## WORK REQUIRED
Find every line in the records below that contains the word "дисциплинарное", and copy each such line.

## RECORD EXCERPTS

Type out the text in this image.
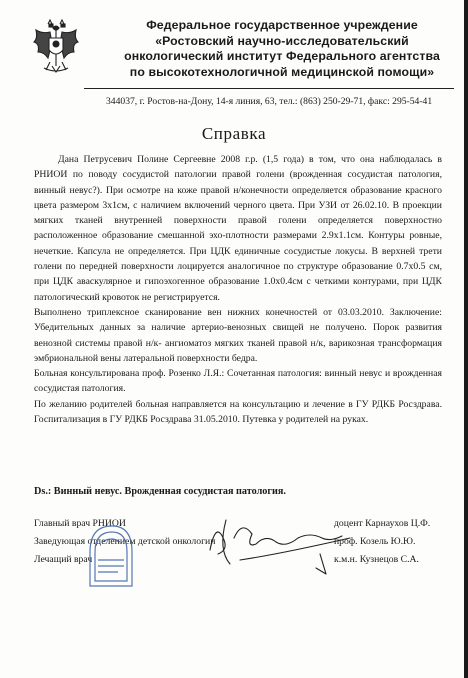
Федеральное государственное учреждение
«Ростовский научно-исследовательский
онкологический институт Федерального агентства
по высокотехнологичной медицинской помощи»
344037, г. Ростов-на-Дону, 14-я линия, 63, тел.: (863) 250-29-71, факс: 295-54-41
Справка

Дана Петрусевич Полине Сергеевне 2008 г.р. (1,5 года) в том, что она наблюдалась в РНИОИ по поводу сосудистой патологии правой голени (врожденная сосудистая патология, винный невус?). При осмотре на коже правой н/конечности определяется образование красного цвета размером 3х1см, с наличием включений черного цвета. При УЗИ от 26.02.10. В проекции мягких тканей внутренней поверхности правой голени определяется поверхностно расположенное образование смешанной эхо-плотности размерами 2.9х1.1см. Контуры ровные, нечеткие. Капсула не определяется. При ЦДК единичные сосудистые локусы. В верхней трети голени по передней поверхности лоцируется аналогичное по структуре образование 0.7х0.5 см, при ЦДК аваскулярное и гипоэхогенное образование 1.0х0.4см с четкими контурами, при ЦДК патологический кровоток не регистрируется.

Выполнено триплексное сканирование вен нижних конечностей от 03.03.2010. Заключение: Убедительных данных за наличие артерио-венозных свищей не получено. Порок развития венозной системы правой н/к- ангиоматоз мягких тканей правой н/к, варикозная трансформация эмбриональной вены латеральной поверхности бедра.

Больная консультирована проф. Розенко Л.Я.: Сочетанная патология: винный невус и врожденная сосудистая патология.

По желанию родителей больная направляется на консультацию и лечение в ГУ РДКБ Росздрава. Госпитализация в ГУ РДКБ Росздрава 31.05.2010. Путевка у родителей на руках.

Ds.: Винный невус. Врожденная сосудистая патология.
Главный врач РНИОИ	доцент Карнаухов Ц.Ф.
Заведующая отделением детской онкологии	проф. Козель Ю.Ю.
Лечащий врач	к.м.н. Кузнецов С.А.
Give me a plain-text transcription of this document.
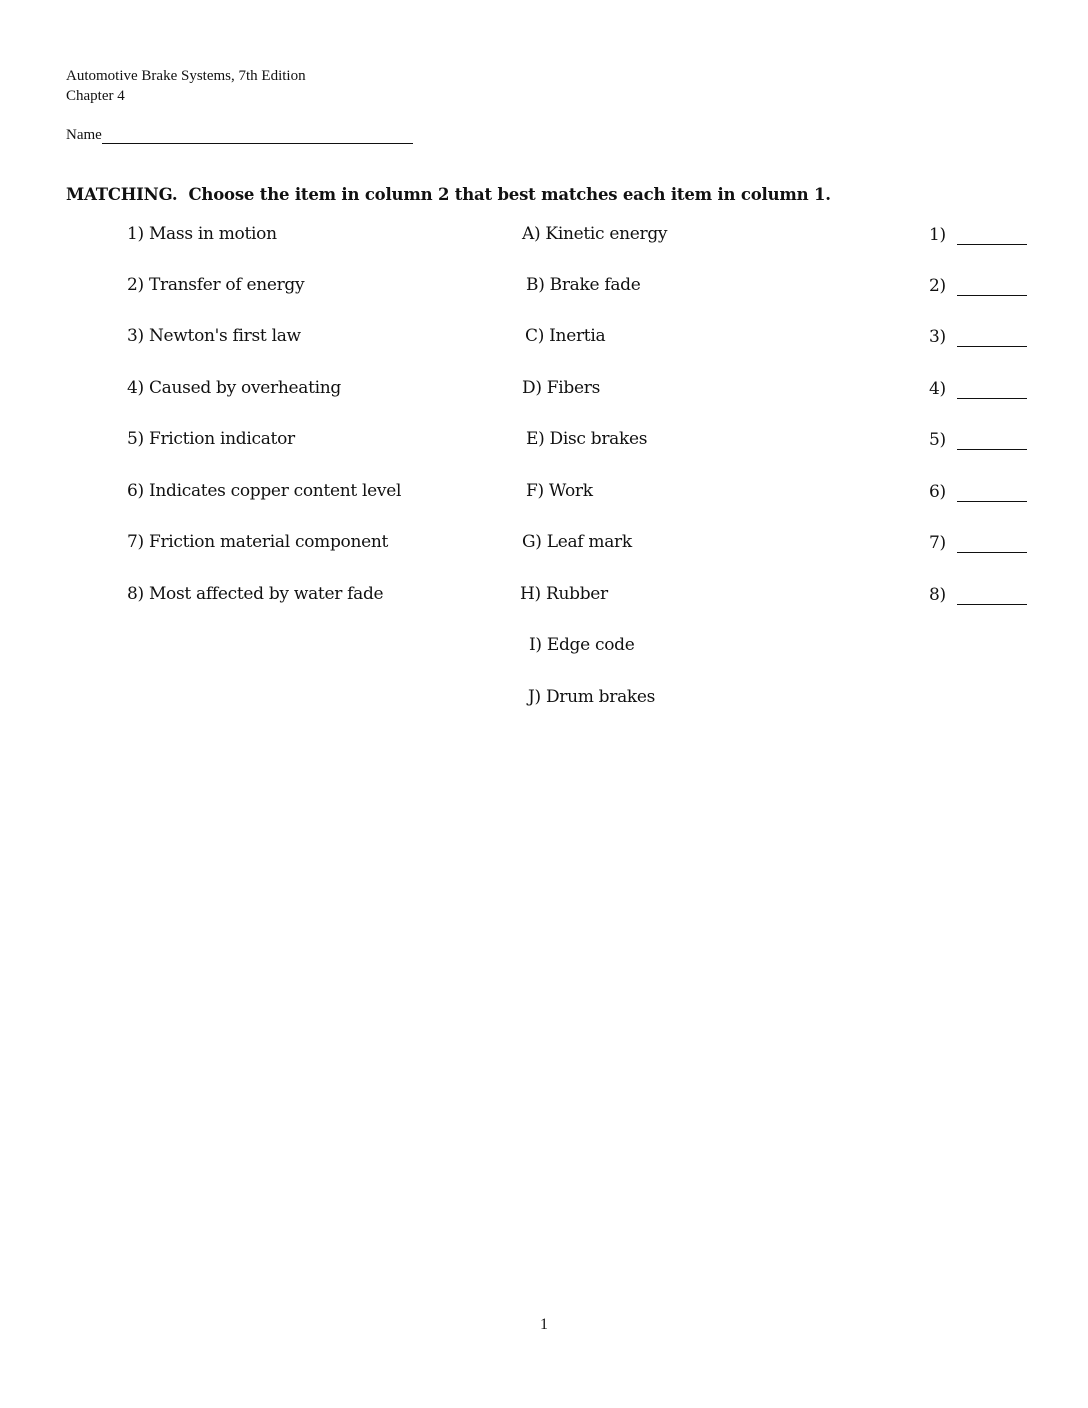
Automotive Brake Systems, 7th Edition
Chapter 4
Name
MATCHING.  Choose the item in column 2 that best matches each item in column 1.
1) Mass in motion
2) Transfer of energy
3) Newton's first law
4) Caused by overheating
5) Friction indicator
6) Indicates copper content level
7) Friction material component
8) Most affected by water fade
A) Kinetic energy
B) Brake fade
C) Inertia
D) Fibers
E) Disc brakes
F) Work
G) Leaf mark
H) Rubber
I) Edge code
J) Drum brakes
1)
2)
3)
4)
5)
6)
7)
8)
1
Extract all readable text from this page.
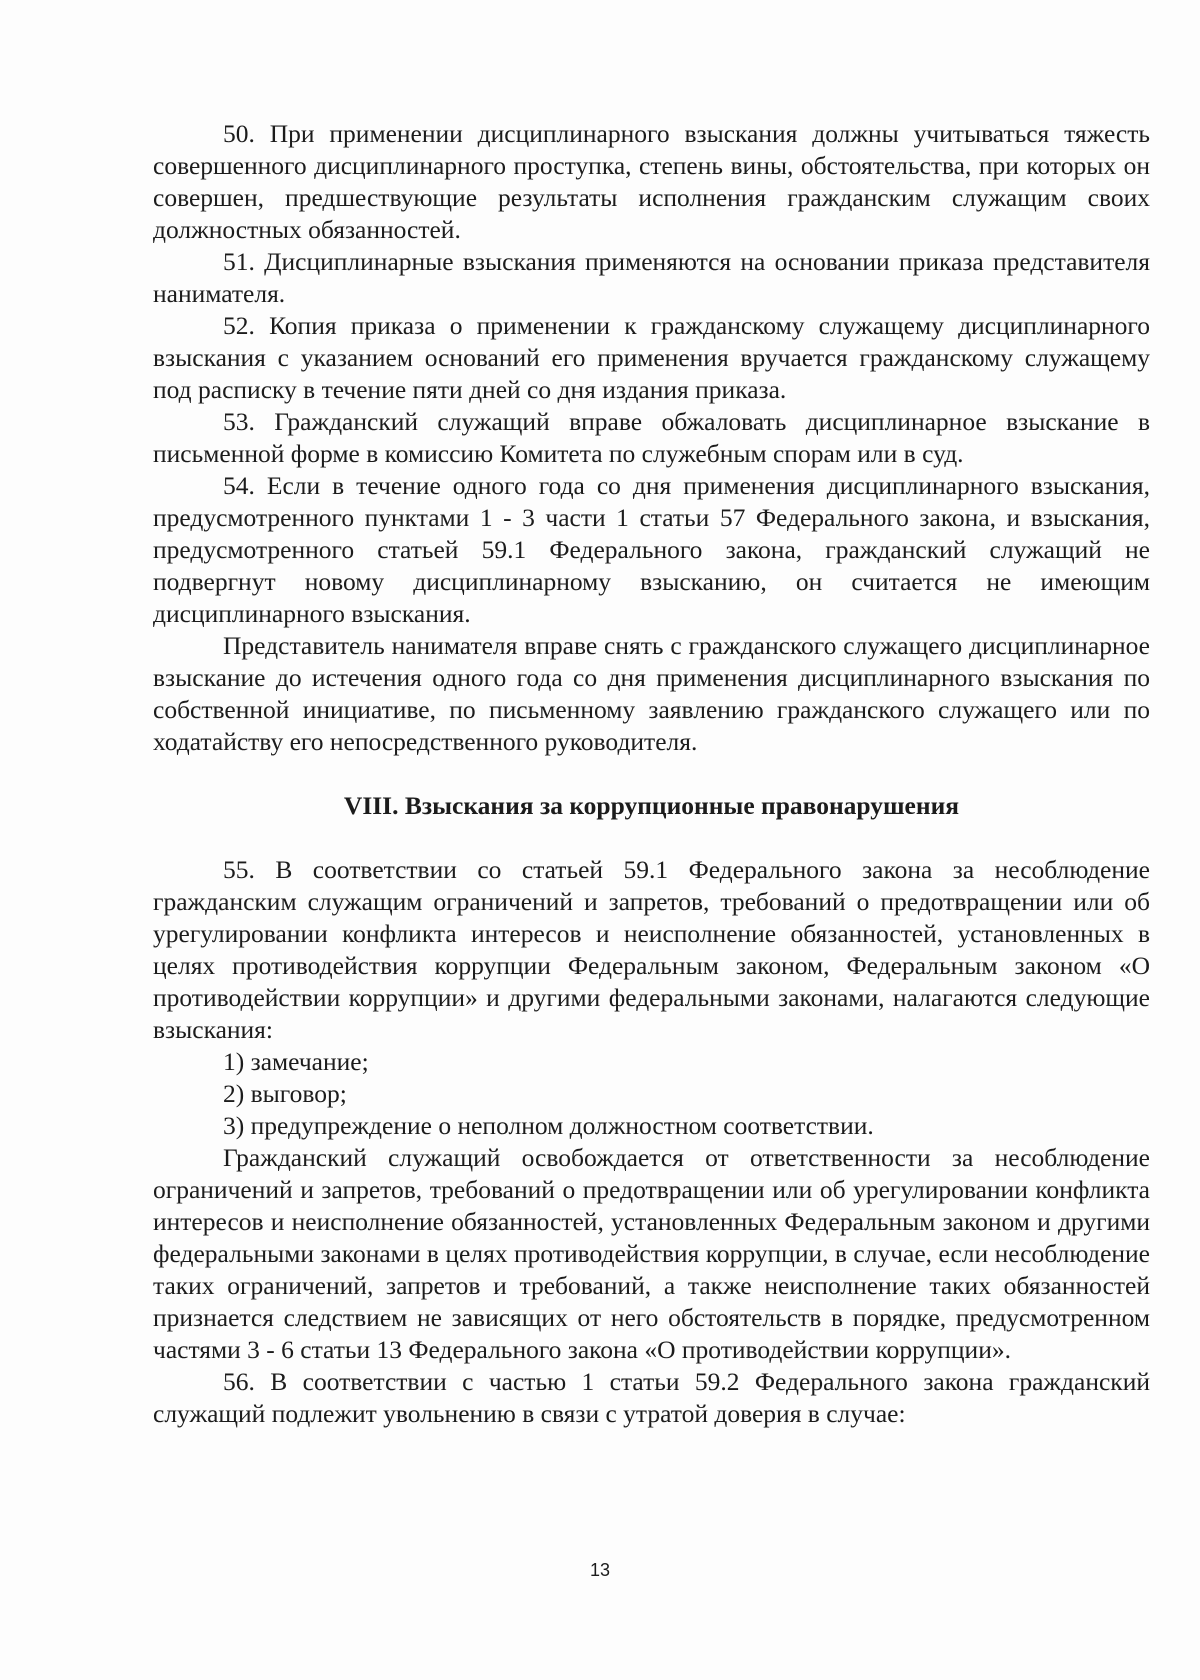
50. При применении дисциплинарного взыскания должны учитываться тяжесть совершенного дисциплинарного проступка, степень вины, обстоятельства, при которых он совершен, предшествующие результаты исполнения гражданским служащим своих должностных обязанностей.

51. Дисциплинарные взыскания применяются на основании приказа представителя нанимателя.

52. Копия приказа о применении к гражданскому служащему дисциплинарного взыскания с указанием оснований его применения вручается гражданскому служащему под расписку в течение пяти дней со дня издания приказа.

53. Гражданский служащий вправе обжаловать дисциплинарное взыскание в письменной форме в комиссию Комитета по служебным спорам или в суд.

54. Если в течение одного года со дня применения дисциплинарного взыскания, предусмотренного пунктами 1 - 3 части 1 статьи 57 Федерального закона, и взыскания, предусмотренного статьей 59.1 Федерального закона, гражданский служащий не подвергнут новому дисциплинарному взысканию, он считается не имеющим дисциплинарного взыскания.

Представитель нанимателя вправе снять с гражданского служащего дисциплинарное взыскание до истечения одного года со дня применения дисциплинарного взыскания по собственной инициативе, по письменному заявлению гражданского служащего или по ходатайству его непосредственного руководителя.

VIII. Взыскания за коррупционные правонарушения

55. В соответствии со статьей 59.1 Федерального закона за несоблюдение гражданским служащим ограничений и запретов, требований о предотвращении или об урегулировании конфликта интересов и неисполнение обязанностей, установленных в целях противодействия коррупции Федеральным законом, Федеральным законом «О противодействии коррупции» и другими федеральными законами, налагаются следующие взыскания:

1) замечание;

2) выговор;

3) предупреждение о неполном должностном соответствии.

Гражданский служащий освобождается от ответственности за несоблюдение ограничений и запретов, требований о предотвращении или об урегулировании конфликта интересов и неисполнение обязанностей, установленных Федеральным законом и другими федеральными законами в целях противодействия коррупции, в случае, если несоблюдение таких ограничений, запретов и требований, а также неисполнение таких обязанностей признается следствием не зависящих от него обстоятельств в порядке, предусмотренном частями 3 - 6 статьи 13 Федерального закона «О противодействии коррупции».

56. В соответствии с частью 1 статьи 59.2 Федерального закона гражданский служащий подлежит увольнению в связи с утратой доверия в случае:

13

## RESPONSE TO THE EXERCISE
53. Гражданский служащий вправе обжаловать дисциплинарное взыскание в письменной форме в комиссию Комитета по служебным спорам или в суд.
Представитель нанимателя вправе снять с гражданского служащего дисциплинарное взыскание до истечения одного года со дня применения дисциплинарного взыскания по собственной инициативе, по письменному заявлению гражданского служащего или по ходатайству его непосредственного руководителя.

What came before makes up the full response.